:: Stated exercise ::
Take the records underneath and set them down exactly.

:: Supplied material ::
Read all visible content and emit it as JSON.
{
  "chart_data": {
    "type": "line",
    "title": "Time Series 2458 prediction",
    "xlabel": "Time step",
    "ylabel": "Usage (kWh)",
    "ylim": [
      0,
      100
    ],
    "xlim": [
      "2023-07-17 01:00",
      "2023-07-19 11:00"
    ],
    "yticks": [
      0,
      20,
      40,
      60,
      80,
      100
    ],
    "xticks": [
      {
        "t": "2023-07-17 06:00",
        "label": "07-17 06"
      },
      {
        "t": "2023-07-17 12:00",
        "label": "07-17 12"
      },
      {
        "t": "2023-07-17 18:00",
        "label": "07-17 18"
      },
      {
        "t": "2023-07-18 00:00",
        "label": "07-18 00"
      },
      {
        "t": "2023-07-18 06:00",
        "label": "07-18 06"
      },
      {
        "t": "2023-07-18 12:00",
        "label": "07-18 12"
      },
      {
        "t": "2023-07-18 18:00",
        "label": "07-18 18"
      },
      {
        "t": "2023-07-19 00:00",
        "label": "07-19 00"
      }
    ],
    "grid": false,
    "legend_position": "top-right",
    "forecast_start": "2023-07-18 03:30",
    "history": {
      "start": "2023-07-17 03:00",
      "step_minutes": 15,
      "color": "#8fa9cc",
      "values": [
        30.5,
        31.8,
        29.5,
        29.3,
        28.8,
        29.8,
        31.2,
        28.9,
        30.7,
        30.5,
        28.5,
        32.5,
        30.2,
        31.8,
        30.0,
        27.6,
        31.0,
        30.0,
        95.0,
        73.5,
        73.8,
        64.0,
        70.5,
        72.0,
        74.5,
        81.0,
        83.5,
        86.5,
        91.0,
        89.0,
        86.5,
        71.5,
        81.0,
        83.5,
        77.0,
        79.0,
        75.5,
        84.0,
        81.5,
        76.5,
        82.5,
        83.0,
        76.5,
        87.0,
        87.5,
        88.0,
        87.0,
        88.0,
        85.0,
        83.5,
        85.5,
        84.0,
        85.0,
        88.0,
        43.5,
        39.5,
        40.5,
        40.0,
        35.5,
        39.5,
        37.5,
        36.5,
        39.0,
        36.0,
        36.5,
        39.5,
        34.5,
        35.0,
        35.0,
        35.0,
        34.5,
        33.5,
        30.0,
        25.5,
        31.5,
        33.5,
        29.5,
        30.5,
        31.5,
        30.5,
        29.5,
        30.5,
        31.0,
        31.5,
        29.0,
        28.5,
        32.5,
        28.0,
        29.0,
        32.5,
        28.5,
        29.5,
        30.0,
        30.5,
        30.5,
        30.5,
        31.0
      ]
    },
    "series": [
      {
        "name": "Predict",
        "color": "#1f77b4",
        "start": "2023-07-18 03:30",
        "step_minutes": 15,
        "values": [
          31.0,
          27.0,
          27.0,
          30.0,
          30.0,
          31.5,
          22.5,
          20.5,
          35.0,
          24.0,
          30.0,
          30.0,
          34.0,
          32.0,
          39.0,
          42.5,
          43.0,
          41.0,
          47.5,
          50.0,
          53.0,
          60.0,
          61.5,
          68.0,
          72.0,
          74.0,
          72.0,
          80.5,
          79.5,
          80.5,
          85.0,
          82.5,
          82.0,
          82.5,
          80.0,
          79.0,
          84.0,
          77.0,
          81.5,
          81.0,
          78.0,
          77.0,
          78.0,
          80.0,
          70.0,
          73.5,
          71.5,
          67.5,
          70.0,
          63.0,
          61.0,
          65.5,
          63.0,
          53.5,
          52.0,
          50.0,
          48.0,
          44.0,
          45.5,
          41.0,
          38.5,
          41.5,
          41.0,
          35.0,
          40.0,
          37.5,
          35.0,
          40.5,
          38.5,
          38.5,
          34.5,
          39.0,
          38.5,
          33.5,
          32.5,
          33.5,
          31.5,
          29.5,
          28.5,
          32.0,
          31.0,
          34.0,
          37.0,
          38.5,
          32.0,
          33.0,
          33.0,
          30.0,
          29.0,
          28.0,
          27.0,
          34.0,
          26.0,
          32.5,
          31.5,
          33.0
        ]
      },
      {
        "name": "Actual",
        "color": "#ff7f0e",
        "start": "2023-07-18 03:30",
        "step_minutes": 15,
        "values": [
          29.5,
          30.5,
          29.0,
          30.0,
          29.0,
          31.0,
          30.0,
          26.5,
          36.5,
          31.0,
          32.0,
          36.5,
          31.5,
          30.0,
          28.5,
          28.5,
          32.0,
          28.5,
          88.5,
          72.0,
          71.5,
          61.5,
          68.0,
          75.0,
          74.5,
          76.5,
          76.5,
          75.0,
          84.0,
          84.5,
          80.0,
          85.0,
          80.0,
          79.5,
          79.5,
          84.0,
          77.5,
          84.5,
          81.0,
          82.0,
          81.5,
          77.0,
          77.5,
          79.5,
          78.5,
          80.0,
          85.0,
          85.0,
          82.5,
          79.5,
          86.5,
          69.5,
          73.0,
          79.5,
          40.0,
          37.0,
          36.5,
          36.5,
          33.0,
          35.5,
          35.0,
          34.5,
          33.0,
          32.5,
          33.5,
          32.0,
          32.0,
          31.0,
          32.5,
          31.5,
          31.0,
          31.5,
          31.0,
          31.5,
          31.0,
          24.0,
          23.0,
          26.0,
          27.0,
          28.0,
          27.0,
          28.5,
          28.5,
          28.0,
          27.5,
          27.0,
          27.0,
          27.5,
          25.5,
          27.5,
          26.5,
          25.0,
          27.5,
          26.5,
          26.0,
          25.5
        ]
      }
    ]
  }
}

:: Output of the task ::
Read all visible content and emit it as JSON.
{
  "chart_data": {
    "type": "line",
    "title": "Time Series 2458 prediction",
    "xlabel": "Time step",
    "ylabel": "Usage (kWh)",
    "ylim": [
      0,
      100
    ],
    "xlim": [
      "2023-07-17 01:00",
      "2023-07-19 11:00"
    ],
    "yticks": [
      0,
      20,
      40,
      60,
      80,
      100
    ],
    "xticks": [
      {
        "t": "2023-07-17 06:00",
        "label": "07-17 06"
      },
      {
        "t": "2023-07-17 12:00",
        "label": "07-17 12"
      },
      {
        "t": "2023-07-17 18:00",
        "label": "07-17 18"
      },
      {
        "t": "2023-07-18 00:00",
        "label": "07-18 00"
      },
      {
        "t": "2023-07-18 06:00",
        "label": "07-18 06"
      },
      {
        "t": "2023-07-18 12:00",
        "label": "07-18 12"
      },
      {
        "t": "2023-07-18 18:00",
        "label": "07-18 18"
      },
      {
        "t": "2023-07-19 00:00",
        "label": "07-19 00"
      }
    ],
    "grid": false,
    "legend_position": "top-right",
    "forecast_start": "2023-07-18 03:30",
    "history": {
      "start": "2023-07-17 03:00",
      "step_minutes": 15,
      "color": "#8fa9cc",
      "values": [
        30.5,
        31.8,
        29.5,
        29.3,
        28.8,
        29.8,
        31.2,
        28.9,
        30.7,
        30.5,
        28.5,
        32.5,
        30.2,
        31.8,
        30.0,
        27.6,
        31.0,
        30.0,
        95.0,
        73.5,
        73.8,
        64.0,
        70.5,
        72.0,
        74.5,
        81.0,
        83.5,
        86.5,
        91.0,
        89.0,
        86.5,
        71.5,
        81.0,
        83.5,
        77.0,
        79.0,
        75.5,
        84.0,
        81.5,
        76.5,
        82.5,
        83.0,
        76.5,
        87.0,
        87.5,
        88.0,
        87.0,
        88.0,
        85.0,
        83.5,
        85.5,
        84.0,
        85.0,
        88.0,
        43.5,
        39.5,
        40.5,
        40.0,
        35.5,
        39.5,
        37.5,
        36.5,
        39.0,
        36.0,
        36.5,
        39.5,
        34.5,
        35.0,
        35.0,
        35.0,
        34.5,
        33.5,
        30.0,
        25.5,
        31.5,
        33.5,
        29.5,
        30.5,
        31.5,
        30.5,
        29.5,
        30.5,
        31.0,
        31.5,
        29.0,
        28.5,
        32.5,
        28.0,
        29.0,
        32.5,
        28.5,
        29.5,
        30.0,
        30.5,
        30.5,
        30.5,
        31.0
      ]
    },
    "series": [
      {
        "name": "Predict",
        "color": "#1f77b4",
        "start": "2023-07-18 03:30",
        "step_minutes": 15,
        "values": [
          31.0,
          27.0,
          27.0,
          30.0,
          30.0,
          31.5,
          22.5,
          20.5,
          35.0,
          24.0,
          30.0,
          30.0,
          34.0,
          32.0,
          39.0,
          42.5,
          43.0,
          41.0,
          47.5,
          50.0,
          53.0,
          60.0,
          61.5,
          68.0,
          72.0,
          74.0,
          72.0,
          80.5,
          79.5,
          80.5,
          85.0,
          82.5,
          82.0,
          82.5,
          80.0,
          79.0,
          84.0,
          77.0,
          81.5,
          81.0,
          78.0,
          77.0,
          78.0,
          80.0,
          70.0,
          73.5,
          71.5,
          67.5,
          70.0,
          63.0,
          61.0,
          65.5,
          63.0,
          53.5,
          52.0,
          50.0,
          48.0,
          44.0,
          45.5,
          41.0,
          38.5,
          41.5,
          41.0,
          35.0,
          40.0,
          37.5,
          35.0,
          40.5,
          38.5,
          38.5,
          34.5,
          39.0,
          38.5,
          33.5,
          32.5,
          33.5,
          31.5,
          29.5,
          28.5,
          32.0,
          31.0,
          34.0,
          37.0,
          38.5,
          32.0,
          33.0,
          33.0,
          30.0,
          29.0,
          28.0,
          27.0,
          34.0,
          26.0,
          32.5,
          31.5,
          33.0
        ]
      },
      {
        "name": "Actual",
        "color": "#ff7f0e",
        "start": "2023-07-18 03:30",
        "step_minutes": 15,
        "values": [
          29.5,
          30.5,
          29.0,
          30.0,
          29.0,
          31.0,
          30.0,
          26.5,
          36.5,
          31.0,
          32.0,
          36.5,
          31.5,
          30.0,
          28.5,
          28.5,
          32.0,
          28.5,
          88.5,
          72.0,
          71.5,
          61.5,
          68.0,
          75.0,
          74.5,
          76.5,
          76.5,
          75.0,
          84.0,
          84.5,
          80.0,
          85.0,
          80.0,
          79.5,
          79.5,
          84.0,
          77.5,
          84.5,
          81.0,
          82.0,
          81.5,
          77.0,
          77.5,
          79.5,
          78.5,
          80.0,
          85.0,
          85.0,
          82.5,
          79.5,
          86.5,
          69.5,
          73.0,
          79.5,
          40.0,
          37.0,
          36.5,
          36.5,
          33.0,
          35.5,
          35.0,
          34.5,
          33.0,
          32.5,
          33.5,
          32.0,
          32.0,
          31.0,
          32.5,
          31.5,
          31.0,
          31.5,
          31.0,
          31.5,
          31.0,
          24.0,
          23.0,
          26.0,
          27.0,
          28.0,
          27.0,
          28.5,
          28.5,
          28.0,
          27.5,
          27.0,
          27.0,
          27.5,
          25.5,
          27.5,
          26.5,
          25.0,
          27.5,
          26.5,
          26.0,
          25.5
        ]
      }
    ]
  }
}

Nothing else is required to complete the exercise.